-- Task material start --

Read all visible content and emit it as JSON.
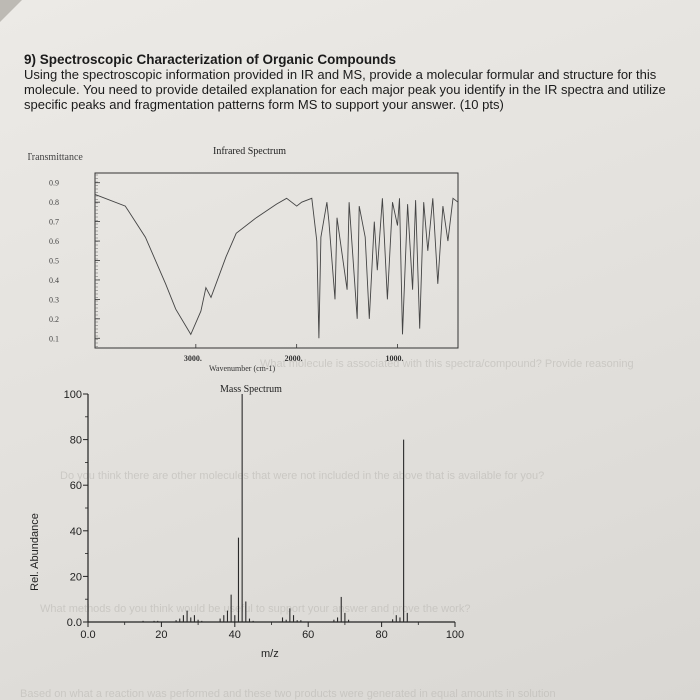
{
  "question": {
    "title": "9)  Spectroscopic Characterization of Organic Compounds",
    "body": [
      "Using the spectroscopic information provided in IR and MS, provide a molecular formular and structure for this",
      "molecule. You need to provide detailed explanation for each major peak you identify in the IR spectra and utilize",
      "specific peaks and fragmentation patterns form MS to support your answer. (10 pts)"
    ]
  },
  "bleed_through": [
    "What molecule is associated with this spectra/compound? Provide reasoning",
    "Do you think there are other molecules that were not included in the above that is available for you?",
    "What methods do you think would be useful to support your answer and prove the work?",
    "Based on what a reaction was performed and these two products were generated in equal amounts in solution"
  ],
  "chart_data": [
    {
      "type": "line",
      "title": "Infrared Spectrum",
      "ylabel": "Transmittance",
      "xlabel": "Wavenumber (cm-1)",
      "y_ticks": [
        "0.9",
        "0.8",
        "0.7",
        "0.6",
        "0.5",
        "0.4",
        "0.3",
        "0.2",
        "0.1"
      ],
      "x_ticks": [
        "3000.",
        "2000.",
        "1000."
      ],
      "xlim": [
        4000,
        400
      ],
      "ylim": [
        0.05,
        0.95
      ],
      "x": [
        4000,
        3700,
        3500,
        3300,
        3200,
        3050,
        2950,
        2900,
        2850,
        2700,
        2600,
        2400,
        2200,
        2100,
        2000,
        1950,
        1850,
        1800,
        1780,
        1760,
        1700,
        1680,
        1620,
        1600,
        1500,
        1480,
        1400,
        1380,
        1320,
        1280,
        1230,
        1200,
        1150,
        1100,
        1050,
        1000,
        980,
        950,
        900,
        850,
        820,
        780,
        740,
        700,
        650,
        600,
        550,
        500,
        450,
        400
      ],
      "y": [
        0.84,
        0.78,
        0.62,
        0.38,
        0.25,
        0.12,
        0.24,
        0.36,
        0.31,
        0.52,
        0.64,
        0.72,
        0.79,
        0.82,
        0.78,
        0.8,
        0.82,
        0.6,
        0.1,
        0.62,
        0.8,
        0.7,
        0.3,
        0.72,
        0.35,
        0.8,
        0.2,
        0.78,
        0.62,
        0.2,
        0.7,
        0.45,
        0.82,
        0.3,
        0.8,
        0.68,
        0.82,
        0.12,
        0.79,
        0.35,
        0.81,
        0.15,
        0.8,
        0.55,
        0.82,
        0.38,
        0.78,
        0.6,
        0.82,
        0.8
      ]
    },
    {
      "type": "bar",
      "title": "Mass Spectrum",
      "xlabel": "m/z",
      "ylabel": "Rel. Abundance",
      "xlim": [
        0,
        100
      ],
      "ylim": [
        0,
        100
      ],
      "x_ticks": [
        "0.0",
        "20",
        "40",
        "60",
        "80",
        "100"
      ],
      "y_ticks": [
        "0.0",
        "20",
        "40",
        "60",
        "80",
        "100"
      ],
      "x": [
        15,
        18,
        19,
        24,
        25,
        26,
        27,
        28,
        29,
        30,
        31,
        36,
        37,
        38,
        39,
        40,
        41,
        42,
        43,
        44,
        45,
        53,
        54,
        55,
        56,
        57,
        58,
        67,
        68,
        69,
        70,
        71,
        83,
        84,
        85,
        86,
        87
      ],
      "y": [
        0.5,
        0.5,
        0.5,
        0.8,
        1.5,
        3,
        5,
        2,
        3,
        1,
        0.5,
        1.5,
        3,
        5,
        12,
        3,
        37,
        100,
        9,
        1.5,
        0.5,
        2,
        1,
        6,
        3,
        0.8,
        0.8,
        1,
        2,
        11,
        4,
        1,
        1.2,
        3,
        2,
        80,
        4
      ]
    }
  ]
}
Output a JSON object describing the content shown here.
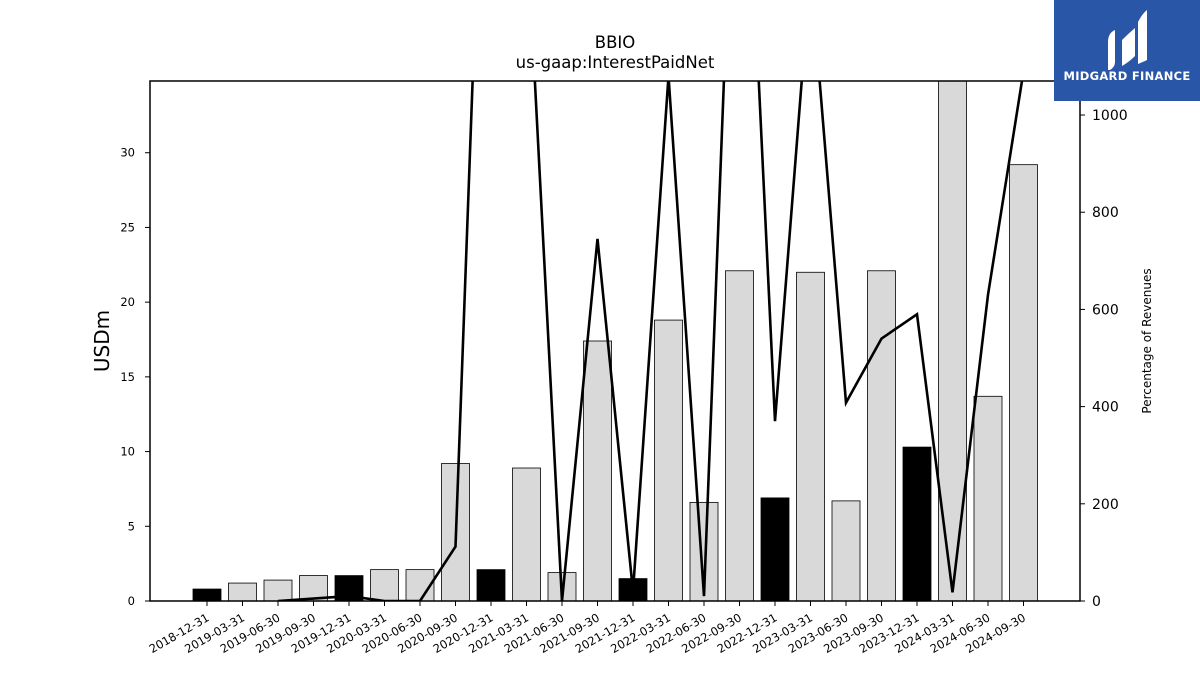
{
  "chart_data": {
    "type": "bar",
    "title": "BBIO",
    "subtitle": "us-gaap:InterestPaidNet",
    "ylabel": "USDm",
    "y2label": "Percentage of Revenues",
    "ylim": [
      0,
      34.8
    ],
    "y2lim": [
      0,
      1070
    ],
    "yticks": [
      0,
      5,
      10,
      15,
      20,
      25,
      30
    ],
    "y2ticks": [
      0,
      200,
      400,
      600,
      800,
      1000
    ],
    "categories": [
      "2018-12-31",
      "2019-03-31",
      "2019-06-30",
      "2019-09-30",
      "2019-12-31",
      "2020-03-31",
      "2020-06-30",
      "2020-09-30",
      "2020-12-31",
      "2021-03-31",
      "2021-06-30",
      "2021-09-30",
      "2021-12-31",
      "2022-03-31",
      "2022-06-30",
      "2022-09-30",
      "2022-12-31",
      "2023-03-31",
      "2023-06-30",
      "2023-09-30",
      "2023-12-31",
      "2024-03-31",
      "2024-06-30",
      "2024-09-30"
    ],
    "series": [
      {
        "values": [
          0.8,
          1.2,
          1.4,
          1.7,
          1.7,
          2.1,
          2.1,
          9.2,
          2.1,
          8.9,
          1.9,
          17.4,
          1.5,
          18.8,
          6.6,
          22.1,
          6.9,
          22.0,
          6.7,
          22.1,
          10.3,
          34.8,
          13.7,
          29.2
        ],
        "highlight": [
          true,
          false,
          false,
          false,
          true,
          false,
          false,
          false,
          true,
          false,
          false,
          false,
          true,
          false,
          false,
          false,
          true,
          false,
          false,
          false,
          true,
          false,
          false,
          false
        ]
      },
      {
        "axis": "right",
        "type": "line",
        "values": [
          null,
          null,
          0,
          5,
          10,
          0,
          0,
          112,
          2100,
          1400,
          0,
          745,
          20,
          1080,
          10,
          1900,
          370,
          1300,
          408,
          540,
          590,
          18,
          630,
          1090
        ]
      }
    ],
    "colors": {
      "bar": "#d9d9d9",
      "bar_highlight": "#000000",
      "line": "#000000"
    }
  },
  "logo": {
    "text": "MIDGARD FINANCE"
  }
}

-- Task material end --

Goal of the exercise
Each entry shown above must be quoted exactly, with its pictures left out.

Result of this exercise
Read all visible content and emit it as JSON.
{
  "question": {
    "title": "9)  Spectroscopic Characterization of Organic Compounds",
    "body": [
      "Using the spectroscopic information provided in IR and MS, provide a molecular formular and structure for this",
      "molecule. You need to provide detailed explanation for each major peak you identify in the IR spectra and utilize",
      "specific peaks and fragmentation patterns form MS to support your answer. (10 pts)"
    ]
  },
  "bleed_through": [
    "What molecule is associated with this spectra/compound? Provide reasoning",
    "Do you think there are other molecules that were not included in the above that is available for you?",
    "What methods do you think would be useful to support your answer and prove the work?",
    "Based on what a reaction was performed and these two products were generated in equal amounts in solution"
  ],
  "chart_data": [
    {
      "type": "line",
      "title": "Infrared Spectrum",
      "ylabel": "Transmittance",
      "xlabel": "Wavenumber (cm-1)",
      "y_ticks": [
        "0.9",
        "0.8",
        "0.7",
        "0.6",
        "0.5",
        "0.4",
        "0.3",
        "0.2",
        "0.1"
      ],
      "x_ticks": [
        "3000.",
        "2000.",
        "1000."
      ],
      "xlim": [
        4000,
        400
      ],
      "ylim": [
        0.05,
        0.95
      ],
      "x": [
        4000,
        3700,
        3500,
        3300,
        3200,
        3050,
        2950,
        2900,
        2850,
        2700,
        2600,
        2400,
        2200,
        2100,
        2000,
        1950,
        1850,
        1800,
        1780,
        1760,
        1700,
        1680,
        1620,
        1600,
        1500,
        1480,
        1400,
        1380,
        1320,
        1280,
        1230,
        1200,
        1150,
        1100,
        1050,
        1000,
        980,
        950,
        900,
        850,
        820,
        780,
        740,
        700,
        650,
        600,
        550,
        500,
        450,
        400
      ],
      "y": [
        0.84,
        0.78,
        0.62,
        0.38,
        0.25,
        0.12,
        0.24,
        0.36,
        0.31,
        0.52,
        0.64,
        0.72,
        0.79,
        0.82,
        0.78,
        0.8,
        0.82,
        0.6,
        0.1,
        0.62,
        0.8,
        0.7,
        0.3,
        0.72,
        0.35,
        0.8,
        0.2,
        0.78,
        0.62,
        0.2,
        0.7,
        0.45,
        0.82,
        0.3,
        0.8,
        0.68,
        0.82,
        0.12,
        0.79,
        0.35,
        0.81,
        0.15,
        0.8,
        0.55,
        0.82,
        0.38,
        0.78,
        0.6,
        0.82,
        0.8
      ]
    },
    {
      "type": "bar",
      "title": "Mass Spectrum",
      "xlabel": "m/z",
      "ylabel": "Rel. Abundance",
      "xlim": [
        0,
        100
      ],
      "ylim": [
        0,
        100
      ],
      "x_ticks": [
        "0.0",
        "20",
        "40",
        "60",
        "80",
        "100"
      ],
      "y_ticks": [
        "0.0",
        "20",
        "40",
        "60",
        "80",
        "100"
      ],
      "x": [
        15,
        18,
        19,
        24,
        25,
        26,
        27,
        28,
        29,
        30,
        31,
        36,
        37,
        38,
        39,
        40,
        41,
        42,
        43,
        44,
        45,
        53,
        54,
        55,
        56,
        57,
        58,
        67,
        68,
        69,
        70,
        71,
        83,
        84,
        85,
        86,
        87
      ],
      "y": [
        0.5,
        0.5,
        0.5,
        0.8,
        1.5,
        3,
        5,
        2,
        3,
        1,
        0.5,
        1.5,
        3,
        5,
        12,
        3,
        37,
        100,
        9,
        1.5,
        0.5,
        2,
        1,
        6,
        3,
        0.8,
        0.8,
        1,
        2,
        11,
        4,
        1,
        1.2,
        3,
        2,
        80,
        4
      ]
    }
  ]
}
Output a JSON object describing the content shown here.
{
  "chart_data": {
    "type": "bar",
    "title": "BBIO",
    "subtitle": "us-gaap:InterestPaidNet",
    "ylabel": "USDm",
    "y2label": "Percentage of Revenues",
    "ylim": [
      0,
      34.8
    ],
    "y2lim": [
      0,
      1070
    ],
    "yticks": [
      0,
      5,
      10,
      15,
      20,
      25,
      30
    ],
    "y2ticks": [
      0,
      200,
      400,
      600,
      800,
      1000
    ],
    "categories": [
      "2018-12-31",
      "2019-03-31",
      "2019-06-30",
      "2019-09-30",
      "2019-12-31",
      "2020-03-31",
      "2020-06-30",
      "2020-09-30",
      "2020-12-31",
      "2021-03-31",
      "2021-06-30",
      "2021-09-30",
      "2021-12-31",
      "2022-03-31",
      "2022-06-30",
      "2022-09-30",
      "2022-12-31",
      "2023-03-31",
      "2023-06-30",
      "2023-09-30",
      "2023-12-31",
      "2024-03-31",
      "2024-06-30",
      "2024-09-30"
    ],
    "series": [
      {
        "values": [
          0.8,
          1.2,
          1.4,
          1.7,
          1.7,
          2.1,
          2.1,
          9.2,
          2.1,
          8.9,
          1.9,
          17.4,
          1.5,
          18.8,
          6.6,
          22.1,
          6.9,
          22.0,
          6.7,
          22.1,
          10.3,
          34.8,
          13.7,
          29.2
        ],
        "highlight": [
          true,
          false,
          false,
          false,
          true,
          false,
          false,
          false,
          true,
          false,
          false,
          false,
          true,
          false,
          false,
          false,
          true,
          false,
          false,
          false,
          true,
          false,
          false,
          false
        ]
      },
      {
        "axis": "right",
        "type": "line",
        "values": [
          null,
          null,
          0,
          5,
          10,
          0,
          0,
          112,
          2100,
          1400,
          0,
          745,
          20,
          1080,
          10,
          1900,
          370,
          1300,
          408,
          540,
          590,
          18,
          630,
          1090
        ]
      }
    ],
    "colors": {
      "bar": "#d9d9d9",
      "bar_highlight": "#000000",
      "line": "#000000"
    }
  },
  "logo": {
    "text": "MIDGARD FINANCE"
  }
}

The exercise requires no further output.